EXERCISE BRIEF:
Pick out the lines containing "Velocity".

[Figure record listings]

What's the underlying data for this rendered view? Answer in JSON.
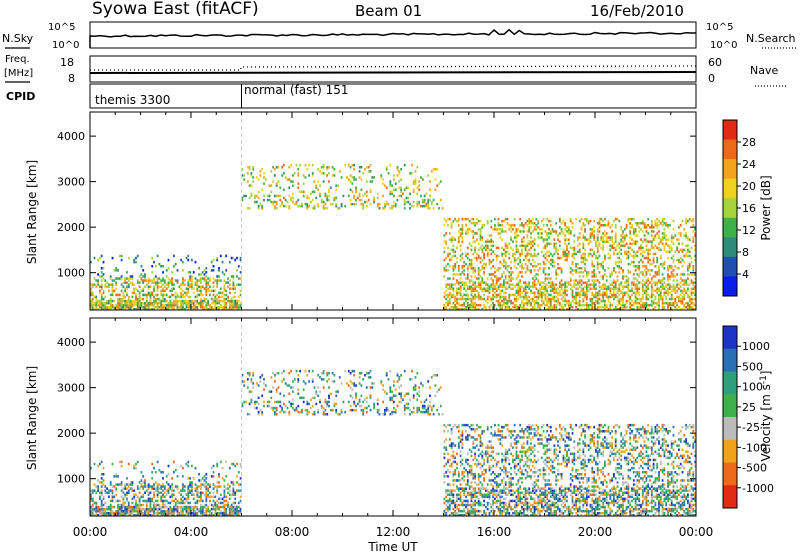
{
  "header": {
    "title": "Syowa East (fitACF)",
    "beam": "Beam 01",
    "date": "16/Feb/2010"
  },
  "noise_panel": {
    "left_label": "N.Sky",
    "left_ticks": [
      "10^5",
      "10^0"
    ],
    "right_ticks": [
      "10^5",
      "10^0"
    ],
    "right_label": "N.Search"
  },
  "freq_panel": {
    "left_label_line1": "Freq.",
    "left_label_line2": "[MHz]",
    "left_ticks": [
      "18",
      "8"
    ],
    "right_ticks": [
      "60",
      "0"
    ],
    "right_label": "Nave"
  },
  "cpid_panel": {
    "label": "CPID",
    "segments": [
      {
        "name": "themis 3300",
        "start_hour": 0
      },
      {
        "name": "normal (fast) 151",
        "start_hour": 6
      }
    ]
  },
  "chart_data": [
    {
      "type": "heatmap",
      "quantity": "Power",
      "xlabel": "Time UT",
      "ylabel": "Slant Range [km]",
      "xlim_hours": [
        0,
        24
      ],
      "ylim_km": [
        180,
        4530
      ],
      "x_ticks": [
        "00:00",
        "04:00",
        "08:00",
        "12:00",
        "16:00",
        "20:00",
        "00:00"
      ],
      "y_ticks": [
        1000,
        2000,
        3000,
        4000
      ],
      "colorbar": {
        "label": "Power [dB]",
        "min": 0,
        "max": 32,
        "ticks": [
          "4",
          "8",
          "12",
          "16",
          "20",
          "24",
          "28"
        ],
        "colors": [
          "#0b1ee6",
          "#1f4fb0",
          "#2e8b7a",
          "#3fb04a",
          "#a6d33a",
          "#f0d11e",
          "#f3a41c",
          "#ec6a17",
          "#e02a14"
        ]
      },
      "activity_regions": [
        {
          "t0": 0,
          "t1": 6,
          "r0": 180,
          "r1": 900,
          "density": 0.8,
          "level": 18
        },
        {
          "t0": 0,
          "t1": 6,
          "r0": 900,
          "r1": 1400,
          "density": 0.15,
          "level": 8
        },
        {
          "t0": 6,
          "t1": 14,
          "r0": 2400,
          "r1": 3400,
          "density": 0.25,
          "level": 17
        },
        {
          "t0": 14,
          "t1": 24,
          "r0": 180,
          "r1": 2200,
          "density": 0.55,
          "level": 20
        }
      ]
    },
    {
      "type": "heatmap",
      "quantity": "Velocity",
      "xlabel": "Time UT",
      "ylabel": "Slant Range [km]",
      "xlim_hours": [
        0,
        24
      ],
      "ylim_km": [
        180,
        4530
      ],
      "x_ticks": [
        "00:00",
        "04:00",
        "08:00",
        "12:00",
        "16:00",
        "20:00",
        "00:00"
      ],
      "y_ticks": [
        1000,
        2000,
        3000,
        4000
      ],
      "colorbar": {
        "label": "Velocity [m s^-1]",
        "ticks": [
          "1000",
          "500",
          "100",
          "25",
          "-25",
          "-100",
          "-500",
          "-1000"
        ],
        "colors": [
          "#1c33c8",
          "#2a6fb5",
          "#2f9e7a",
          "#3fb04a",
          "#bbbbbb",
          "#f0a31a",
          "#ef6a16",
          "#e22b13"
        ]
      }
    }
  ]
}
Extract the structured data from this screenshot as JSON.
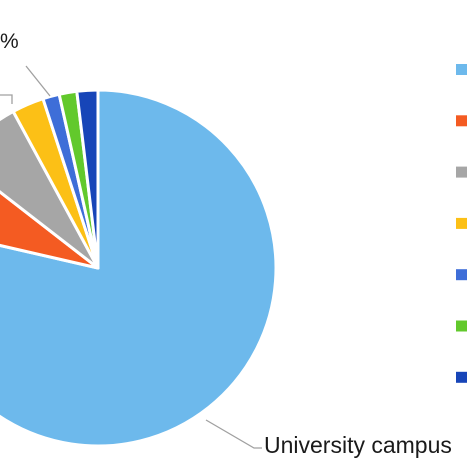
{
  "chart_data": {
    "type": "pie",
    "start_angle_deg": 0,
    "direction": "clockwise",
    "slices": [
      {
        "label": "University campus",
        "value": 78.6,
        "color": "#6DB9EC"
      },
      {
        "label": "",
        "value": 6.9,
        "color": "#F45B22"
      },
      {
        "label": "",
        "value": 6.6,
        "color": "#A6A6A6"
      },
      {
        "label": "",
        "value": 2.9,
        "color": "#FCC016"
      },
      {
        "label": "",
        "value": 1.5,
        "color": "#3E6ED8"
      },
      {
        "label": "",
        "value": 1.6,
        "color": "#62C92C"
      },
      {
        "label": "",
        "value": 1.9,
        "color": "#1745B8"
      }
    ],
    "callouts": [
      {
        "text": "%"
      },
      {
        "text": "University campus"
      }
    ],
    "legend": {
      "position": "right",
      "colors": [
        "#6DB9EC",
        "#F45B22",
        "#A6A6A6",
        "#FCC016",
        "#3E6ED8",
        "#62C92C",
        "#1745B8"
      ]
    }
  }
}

TASK OUTPUT:
      "quantity": "Velocity",
        "label": "Velocity [m s^-1]",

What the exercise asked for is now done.